To be done: Will you give every entry again exactly as it stands?

Stored items

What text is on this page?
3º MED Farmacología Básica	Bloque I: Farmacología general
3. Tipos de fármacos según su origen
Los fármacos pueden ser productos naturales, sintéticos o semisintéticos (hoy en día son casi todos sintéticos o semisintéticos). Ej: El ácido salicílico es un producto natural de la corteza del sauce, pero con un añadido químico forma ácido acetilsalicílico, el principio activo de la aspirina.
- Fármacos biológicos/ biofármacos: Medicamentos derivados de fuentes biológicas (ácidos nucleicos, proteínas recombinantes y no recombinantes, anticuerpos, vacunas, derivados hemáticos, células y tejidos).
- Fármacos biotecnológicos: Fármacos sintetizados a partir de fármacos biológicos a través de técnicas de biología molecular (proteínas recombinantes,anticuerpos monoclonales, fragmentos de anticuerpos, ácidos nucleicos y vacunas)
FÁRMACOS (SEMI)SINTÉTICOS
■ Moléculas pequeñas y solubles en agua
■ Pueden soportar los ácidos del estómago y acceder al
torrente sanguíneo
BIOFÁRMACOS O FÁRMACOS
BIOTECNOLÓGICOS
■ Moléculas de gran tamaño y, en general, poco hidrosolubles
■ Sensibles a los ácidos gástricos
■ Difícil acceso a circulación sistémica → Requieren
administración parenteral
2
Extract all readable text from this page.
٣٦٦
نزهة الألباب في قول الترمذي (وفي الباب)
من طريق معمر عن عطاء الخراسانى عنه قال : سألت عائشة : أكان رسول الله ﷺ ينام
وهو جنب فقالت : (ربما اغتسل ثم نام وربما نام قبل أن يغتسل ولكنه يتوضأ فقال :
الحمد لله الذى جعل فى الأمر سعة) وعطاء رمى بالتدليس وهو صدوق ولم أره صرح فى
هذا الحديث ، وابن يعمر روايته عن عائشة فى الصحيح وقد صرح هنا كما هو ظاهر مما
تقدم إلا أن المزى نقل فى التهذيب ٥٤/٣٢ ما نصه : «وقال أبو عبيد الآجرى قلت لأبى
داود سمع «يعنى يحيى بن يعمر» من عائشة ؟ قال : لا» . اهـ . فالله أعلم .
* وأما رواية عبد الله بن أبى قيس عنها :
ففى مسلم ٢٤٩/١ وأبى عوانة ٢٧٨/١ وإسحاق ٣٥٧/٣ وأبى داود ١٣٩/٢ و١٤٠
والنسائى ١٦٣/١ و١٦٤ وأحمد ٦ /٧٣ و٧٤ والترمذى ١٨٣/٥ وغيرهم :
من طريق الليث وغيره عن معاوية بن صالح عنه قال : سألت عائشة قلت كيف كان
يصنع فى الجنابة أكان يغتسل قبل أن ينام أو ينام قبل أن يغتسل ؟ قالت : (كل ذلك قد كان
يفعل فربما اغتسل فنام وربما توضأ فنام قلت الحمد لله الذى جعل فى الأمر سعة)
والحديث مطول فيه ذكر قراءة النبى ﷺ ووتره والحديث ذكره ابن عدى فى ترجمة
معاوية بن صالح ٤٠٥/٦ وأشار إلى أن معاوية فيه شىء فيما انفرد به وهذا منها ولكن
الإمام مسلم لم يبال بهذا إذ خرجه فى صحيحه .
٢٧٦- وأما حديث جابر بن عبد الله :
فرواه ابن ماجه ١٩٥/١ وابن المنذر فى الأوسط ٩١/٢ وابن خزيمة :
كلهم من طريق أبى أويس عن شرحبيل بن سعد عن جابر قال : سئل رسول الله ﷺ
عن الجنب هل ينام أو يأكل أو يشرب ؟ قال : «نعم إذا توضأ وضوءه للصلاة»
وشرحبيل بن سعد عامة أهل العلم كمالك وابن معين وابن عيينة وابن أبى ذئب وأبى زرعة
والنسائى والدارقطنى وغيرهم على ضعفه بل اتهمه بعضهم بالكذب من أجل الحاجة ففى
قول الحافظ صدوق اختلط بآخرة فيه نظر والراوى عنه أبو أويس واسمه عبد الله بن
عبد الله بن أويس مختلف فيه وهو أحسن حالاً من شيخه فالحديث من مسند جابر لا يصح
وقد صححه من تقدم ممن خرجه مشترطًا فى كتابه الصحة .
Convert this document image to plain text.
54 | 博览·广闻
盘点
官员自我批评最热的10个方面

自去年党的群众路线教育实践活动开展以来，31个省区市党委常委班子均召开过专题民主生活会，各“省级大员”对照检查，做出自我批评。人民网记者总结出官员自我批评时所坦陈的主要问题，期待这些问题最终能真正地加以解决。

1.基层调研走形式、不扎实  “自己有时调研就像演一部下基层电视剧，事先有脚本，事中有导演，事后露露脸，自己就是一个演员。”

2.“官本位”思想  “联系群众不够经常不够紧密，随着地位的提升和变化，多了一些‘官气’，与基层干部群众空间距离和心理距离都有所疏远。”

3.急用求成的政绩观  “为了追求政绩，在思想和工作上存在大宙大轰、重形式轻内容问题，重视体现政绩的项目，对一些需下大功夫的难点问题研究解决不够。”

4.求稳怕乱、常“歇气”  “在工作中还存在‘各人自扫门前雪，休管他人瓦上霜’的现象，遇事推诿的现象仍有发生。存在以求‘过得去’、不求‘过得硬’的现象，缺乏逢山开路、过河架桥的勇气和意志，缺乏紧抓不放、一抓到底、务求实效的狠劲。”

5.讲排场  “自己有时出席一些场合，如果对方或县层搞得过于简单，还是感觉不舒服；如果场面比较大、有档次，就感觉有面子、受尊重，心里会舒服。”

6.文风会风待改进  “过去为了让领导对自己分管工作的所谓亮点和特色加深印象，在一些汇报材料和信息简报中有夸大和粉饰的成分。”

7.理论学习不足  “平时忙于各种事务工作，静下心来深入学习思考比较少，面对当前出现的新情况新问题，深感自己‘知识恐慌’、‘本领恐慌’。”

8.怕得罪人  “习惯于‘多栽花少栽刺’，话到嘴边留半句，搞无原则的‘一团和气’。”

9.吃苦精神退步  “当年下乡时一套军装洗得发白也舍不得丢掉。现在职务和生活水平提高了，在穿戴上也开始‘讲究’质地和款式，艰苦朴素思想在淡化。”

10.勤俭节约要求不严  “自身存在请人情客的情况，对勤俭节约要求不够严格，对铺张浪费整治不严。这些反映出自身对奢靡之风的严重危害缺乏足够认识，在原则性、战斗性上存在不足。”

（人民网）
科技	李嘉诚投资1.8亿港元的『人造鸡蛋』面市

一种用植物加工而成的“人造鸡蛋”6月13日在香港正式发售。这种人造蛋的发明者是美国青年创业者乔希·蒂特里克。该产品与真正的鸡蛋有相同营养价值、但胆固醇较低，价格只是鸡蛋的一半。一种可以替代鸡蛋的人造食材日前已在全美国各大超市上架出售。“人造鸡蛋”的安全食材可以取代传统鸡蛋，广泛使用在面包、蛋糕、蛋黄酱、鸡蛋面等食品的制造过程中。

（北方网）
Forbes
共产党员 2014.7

Task solution:
What text is on this page?
3º MED Farmacología Básica	Bloque I: Farmacología general
3. Tipos de fármacos según su origen
Los fármacos pueden ser productos naturales, sintéticos o semisintéticos (hoy en día son casi todos sintéticos o semisintéticos). Ej: El ácido salicílico es un producto natural de la corteza del sauce, pero con un añadido químico forma ácido acetilsalicílico, el principio activo de la aspirina.
- Fármacos biológicos/ biofármacos: Medicamentos derivados de fuentes biológicas (ácidos nucleicos, proteínas recombinantes y no recombinantes, anticuerpos, vacunas, derivados hemáticos, células y tejidos).
- Fármacos biotecnológicos: Fármacos sintetizados a partir de fármacos biológicos a través de técnicas de biología molecular (proteínas recombinantes,anticuerpos monoclonales, fragmentos de anticuerpos, ácidos nucleicos y vacunas)
FÁRMACOS (SEMI)SINTÉTICOS
■ Moléculas pequeñas y solubles en agua
■ Pueden soportar los ácidos del estómago y acceder al
torrente sanguíneo
BIOFÁRMACOS O FÁRMACOS
BIOTECNOLÓGICOS
■ Moléculas de gran tamaño y, en general, poco hidrosolubles
■ Sensibles a los ácidos gástricos
■ Difícil acceso a circulación sistémica → Requieren
administración parenteral
2
Extract all readable text from this page.
٣٦٦
نزهة الألباب في قول الترمذي (وفي الباب)
من طريق معمر عن عطاء الخراسانى عنه قال : سألت عائشة : أكان رسول الله ﷺ ينام
وهو جنب فقالت : (ربما اغتسل ثم نام وربما نام قبل أن يغتسل ولكنه يتوضأ فقال :
الحمد لله الذى جعل فى الأمر سعة) وعطاء رمى بالتدليس وهو صدوق ولم أره صرح فى
هذا الحديث ، وابن يعمر روايته عن عائشة فى الصحيح وقد صرح هنا كما هو ظاهر مما
تقدم إلا أن المزى نقل فى التهذيب ٥٤/٣٢ ما نصه : «وقال أبو عبيد الآجرى قلت لأبى
داود سمع «يعنى يحيى بن يعمر» من عائشة ؟ قال : لا» . اهـ . فالله أعلم .
* وأما رواية عبد الله بن أبى قيس عنها :
ففى مسلم ٢٤٩/١ وأبى عوانة ٢٧٨/١ وإسحاق ٣٥٧/٣ وأبى داود ١٣٩/٢ و١٤٠
والنسائى ١٦٣/١ و١٦٤ وأحمد ٦ /٧٣ و٧٤ والترمذى ١٨٣/٥ وغيرهم :
من طريق الليث وغيره عن معاوية بن صالح عنه قال : سألت عائشة قلت كيف كان
يصنع فى الجنابة أكان يغتسل قبل أن ينام أو ينام قبل أن يغتسل ؟ قالت : (كل ذلك قد كان
يفعل فربما اغتسل فنام وربما توضأ فنام قلت الحمد لله الذى جعل فى الأمر سعة)
والحديث مطول فيه ذكر قراءة النبى ﷺ ووتره والحديث ذكره ابن عدى فى ترجمة
معاوية بن صالح ٤٠٥/٦ وأشار إلى أن معاوية فيه شىء فيما انفرد به وهذا منها ولكن
الإمام مسلم لم يبال بهذا إذ خرجه فى صحيحه .
٢٧٦- وأما حديث جابر بن عبد الله :
فرواه ابن ماجه ١٩٥/١ وابن المنذر فى الأوسط ٩١/٢ وابن خزيمة :
كلهم من طريق أبى أويس عن شرحبيل بن سعد عن جابر قال : سئل رسول الله ﷺ
عن الجنب هل ينام أو يأكل أو يشرب ؟ قال : «نعم إذا توضأ وضوءه للصلاة»
وشرحبيل بن سعد عامة أهل العلم كمالك وابن معين وابن عيينة وابن أبى ذئب وأبى زرعة
والنسائى والدارقطنى وغيرهم على ضعفه بل اتهمه بعضهم بالكذب من أجل الحاجة ففى
قول الحافظ صدوق اختلط بآخرة فيه نظر والراوى عنه أبو أويس واسمه عبد الله بن
عبد الله بن أويس مختلف فيه وهو أحسن حالاً من شيخه فالحديث من مسند جابر لا يصح
وقد صححه من تقدم ممن خرجه مشترطًا فى كتابه الصحة .
Convert this document image to plain text.
54 | 博览·广闻
盘点
官员自我批评最热的10个方面

自去年党的群众路线教育实践活动开展以来，31个省区市党委常委班子均召开过专题民主生活会，各“省级大员”对照检查，做出自我批评。人民网记者总结出官员自我批评时所坦陈的主要问题，期待这些问题最终能真正地加以解决。

1.基层调研走形式、不扎实  “自己有时调研就像演一部下基层电视剧，事先有脚本，事中有导演，事后露露脸，自己就是一个演员。”

2.“官本位”思想  “联系群众不够经常不够紧密，随着地位的提升和变化，多了一些‘官气’，与基层干部群众空间距离和心理距离都有所疏远。”

3.急用求成的政绩观  “为了追求政绩，在思想和工作上存在大宙大轰、重形式轻内容问题，重视体现政绩的项目，对一些需下大功夫的难点问题研究解决不够。”

4.求稳怕乱、常“歇气”  “在工作中还存在‘各人自扫门前雪，休管他人瓦上霜’的现象，遇事推诿的现象仍有发生。存在以求‘过得去’、不求‘过得硬’的现象，缺乏逢山开路、过河架桥的勇气和意志，缺乏紧抓不放、一抓到底、务求实效的狠劲。”

5.讲排场  “自己有时出席一些场合，如果对方或县层搞得过于简单，还是感觉不舒服；如果场面比较大、有档次，就感觉有面子、受尊重，心里会舒服。”

6.文风会风待改进  “过去为了让领导对自己分管工作的所谓亮点和特色加深印象，在一些汇报材料和信息简报中有夸大和粉饰的成分。”

7.理论学习不足  “平时忙于各种事务工作，静下心来深入学习思考比较少，面对当前出现的新情况新问题，深感自己‘知识恐慌’、‘本领恐慌’。”

8.怕得罪人  “习惯于‘多栽花少栽刺’，话到嘴边留半句，搞无原则的‘一团和气’。”

9.吃苦精神退步  “当年下乡时一套军装洗得发白也舍不得丢掉。现在职务和生活水平提高了，在穿戴上也开始‘讲究’质地和款式，艰苦朴素思想在淡化。”

10.勤俭节约要求不严  “自身存在请人情客的情况，对勤俭节约要求不够严格，对铺张浪费整治不严。这些反映出自身对奢靡之风的严重危害缺乏足够认识，在原则性、战斗性上存在不足。”

（人民网）
科技	李嘉诚投资1.8亿港元的『人造鸡蛋』面市

一种用植物加工而成的“人造鸡蛋”6月13日在香港正式发售。这种人造蛋的发明者是美国青年创业者乔希·蒂特里克。该产品与真正的鸡蛋有相同营养价值、但胆固醇较低，价格只是鸡蛋的一半。一种可以替代鸡蛋的人造食材日前已在全美国各大超市上架出售。“人造鸡蛋”的安全食材可以取代传统鸡蛋，广泛使用在面包、蛋糕、蛋黄酱、鸡蛋面等食品的制造过程中。

（北方网）
Forbes
共产党员 2014.7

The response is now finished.